§ PROBLEM TO WORK ON: Skip the pictures. Transcribe the rest of the data below without changing a word.

........

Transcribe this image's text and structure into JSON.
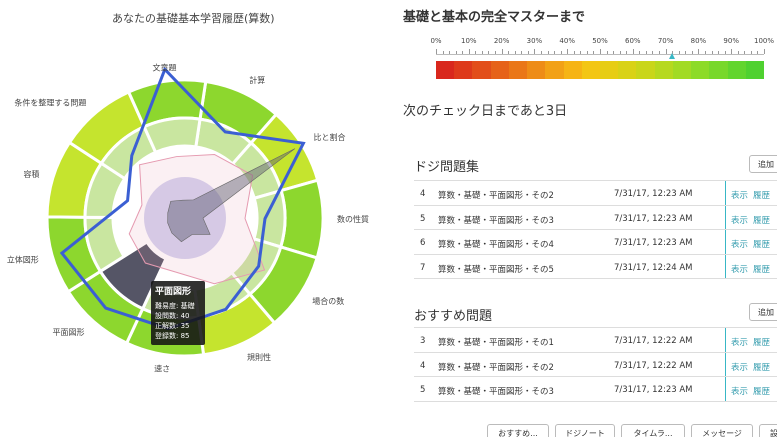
{
  "radar": {
    "title": "あなたの基礎基本学習履歴(算数)",
    "categories": [
      "計算",
      "比と割合",
      "数の性質",
      "場合の数",
      "規則性",
      "速さ",
      "平面図形",
      "立体図形",
      "容積",
      "条件を整理する問題",
      "文章題"
    ],
    "palette": {
      "outer_ring": "#8dd72e",
      "bright_segment": "#c5e42e",
      "inner_ring": "#c9e6a0",
      "center": "#d4d2ef",
      "blue_line": "#3b5fd3",
      "pink_line": "#e59ab0",
      "dark_fill": "#555566"
    }
  },
  "tooltip": {
    "title": "平面図形",
    "lines": [
      "難易度: 基礎",
      "設問数: 40",
      "正解数: 35",
      "登録数: 85"
    ]
  },
  "mastery": {
    "title": "基礎と基本の完全マスターまで",
    "scale_labels": [
      "0%",
      "10%",
      "20%",
      "30%",
      "40%",
      "50%",
      "60%",
      "70%",
      "80%",
      "90%",
      "100%"
    ],
    "progress_percent": 72,
    "marker_color": "#38b7c6",
    "gradient_colors": [
      "#d9281d",
      "#de3a1b",
      "#e24e1a",
      "#e66219",
      "#ea7718",
      "#ee8c17",
      "#f2a116",
      "#f6b415",
      "#f3c614",
      "#e7cd14",
      "#d9d216",
      "#c9d61a",
      "#b6d91f",
      "#a2db24",
      "#8ddb28",
      "#78d82b",
      "#62d52e",
      "#4fd130"
    ]
  },
  "next_check": "次のチェック日まであと3日",
  "doji": {
    "title": "ドジ問題集",
    "add_label": "追加",
    "rows": [
      {
        "num": "4",
        "name": "算数・基礎・平面図形・その2",
        "date": "7/31/17, 12:23 AM",
        "show": "表示",
        "history": "履歴"
      },
      {
        "num": "5",
        "name": "算数・基礎・平面図形・その3",
        "date": "7/31/17, 12:23 AM",
        "show": "表示",
        "history": "履歴"
      },
      {
        "num": "6",
        "name": "算数・基礎・平面図形・その4",
        "date": "7/31/17, 12:23 AM",
        "show": "表示",
        "history": "履歴"
      },
      {
        "num": "7",
        "name": "算数・基礎・平面図形・その5",
        "date": "7/31/17, 12:24 AM",
        "show": "表示",
        "history": "履歴"
      }
    ]
  },
  "recommended": {
    "title": "おすすめ問題",
    "add_label": "追加",
    "rows": [
      {
        "num": "3",
        "name": "算数・基礎・平面図形・その1",
        "date": "7/31/17, 12:22 AM",
        "show": "表示",
        "history": "履歴"
      },
      {
        "num": "4",
        "name": "算数・基礎・平面図形・その2",
        "date": "7/31/17, 12:22 AM",
        "show": "表示",
        "history": "履歴"
      },
      {
        "num": "5",
        "name": "算数・基礎・平面図形・その3",
        "date": "7/31/17, 12:23 AM",
        "show": "表示",
        "history": "履歴"
      }
    ]
  },
  "bottom_buttons": [
    "おすすめ...",
    "ドジノート",
    "タイムラ...",
    "メッセージ",
    "設"
  ]
}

........

§ TASK OUTPUT:
Transcribe this image's text and structure into JSON.
{
  "radar": {
    "title": "あなたの基礎基本学習履歴(算数)",
    "categories": [
      "計算",
      "比と割合",
      "数の性質",
      "場合の数",
      "規則性",
      "速さ",
      "平面図形",
      "立体図形",
      "容積",
      "条件を整理する問題",
      "文章題"
    ],
    "palette": {
      "outer_ring": "#8dd72e",
      "bright_segment": "#c5e42e",
      "inner_ring": "#c9e6a0",
      "center": "#d4d2ef",
      "blue_line": "#3b5fd3",
      "pink_line": "#e59ab0",
      "dark_fill": "#555566"
    }
  },
  "tooltip": {
    "title": "平面図形",
    "lines": [
      "難易度: 基礎",
      "設問数: 40",
      "正解数: 35",
      "登録数: 85"
    ]
  },
  "mastery": {
    "title": "基礎と基本の完全マスターまで",
    "scale_labels": [
      "0%",
      "10%",
      "20%",
      "30%",
      "40%",
      "50%",
      "60%",
      "70%",
      "80%",
      "90%",
      "100%"
    ],
    "progress_percent": 72,
    "marker_color": "#38b7c6",
    "gradient_colors": [
      "#d9281d",
      "#de3a1b",
      "#e24e1a",
      "#e66219",
      "#ea7718",
      "#ee8c17",
      "#f2a116",
      "#f6b415",
      "#f3c614",
      "#e7cd14",
      "#d9d216",
      "#c9d61a",
      "#b6d91f",
      "#a2db24",
      "#8ddb28",
      "#78d82b",
      "#62d52e",
      "#4fd130"
    ]
  },
  "next_check": "次のチェック日まであと3日",
  "doji": {
    "title": "ドジ問題集",
    "add_label": "追加",
    "rows": [
      {
        "num": "4",
        "name": "算数・基礎・平面図形・その2",
        "date": "7/31/17, 12:23 AM",
        "show": "表示",
        "history": "履歴"
      },
      {
        "num": "5",
        "name": "算数・基礎・平面図形・その3",
        "date": "7/31/17, 12:23 AM",
        "show": "表示",
        "history": "履歴"
      },
      {
        "num": "6",
        "name": "算数・基礎・平面図形・その4",
        "date": "7/31/17, 12:23 AM",
        "show": "表示",
        "history": "履歴"
      },
      {
        "num": "7",
        "name": "算数・基礎・平面図形・その5",
        "date": "7/31/17, 12:24 AM",
        "show": "表示",
        "history": "履歴"
      }
    ]
  },
  "recommended": {
    "title": "おすすめ問題",
    "add_label": "追加",
    "rows": [
      {
        "num": "3",
        "name": "算数・基礎・平面図形・その1",
        "date": "7/31/17, 12:22 AM",
        "show": "表示",
        "history": "履歴"
      },
      {
        "num": "4",
        "name": "算数・基礎・平面図形・その2",
        "date": "7/31/17, 12:22 AM",
        "show": "表示",
        "history": "履歴"
      },
      {
        "num": "5",
        "name": "算数・基礎・平面図形・その3",
        "date": "7/31/17, 12:23 AM",
        "show": "表示",
        "history": "履歴"
      }
    ]
  },
  "bottom_buttons": [
    "おすすめ...",
    "ドジノート",
    "タイムラ...",
    "メッセージ",
    "設"
  ]
}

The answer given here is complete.